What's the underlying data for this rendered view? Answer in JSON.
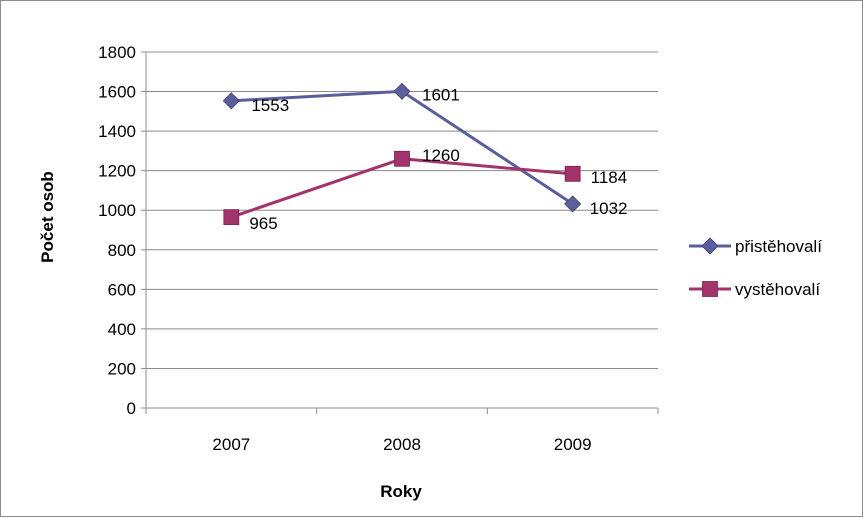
{
  "chart_data": {
    "type": "line",
    "title": "",
    "xlabel": "Roky",
    "ylabel": "Počet osob",
    "categories": [
      "2007",
      "2008",
      "2009"
    ],
    "ylim": [
      0,
      1800
    ],
    "yticks": [
      0,
      200,
      400,
      600,
      800,
      1000,
      1200,
      1400,
      1600,
      1800
    ],
    "grid": true,
    "legend_position": "right",
    "series": [
      {
        "name": "přistěhovalí",
        "values": [
          1553,
          1601,
          1032
        ],
        "color": "#5a5f9c",
        "marker": "diamond"
      },
      {
        "name": "vystěhovalí",
        "values": [
          965,
          1260,
          1184
        ],
        "color": "#a3336b",
        "marker": "square"
      }
    ]
  }
}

Short exercise =
Repeat everything in the records precisely. Images are excluded from the copy.

Exercise response =
What's the underlying data for this rendered view? Answer in JSON.
{
  "chart_data": {
    "type": "line",
    "title": "",
    "xlabel": "Roky",
    "ylabel": "Počet osob",
    "categories": [
      "2007",
      "2008",
      "2009"
    ],
    "ylim": [
      0,
      1800
    ],
    "yticks": [
      0,
      200,
      400,
      600,
      800,
      1000,
      1200,
      1400,
      1600,
      1800
    ],
    "grid": true,
    "legend_position": "right",
    "series": [
      {
        "name": "přistěhovalí",
        "values": [
          1553,
          1601,
          1032
        ],
        "color": "#5a5f9c",
        "marker": "diamond"
      },
      {
        "name": "vystěhovalí",
        "values": [
          965,
          1260,
          1184
        ],
        "color": "#a3336b",
        "marker": "square"
      }
    ]
  }
}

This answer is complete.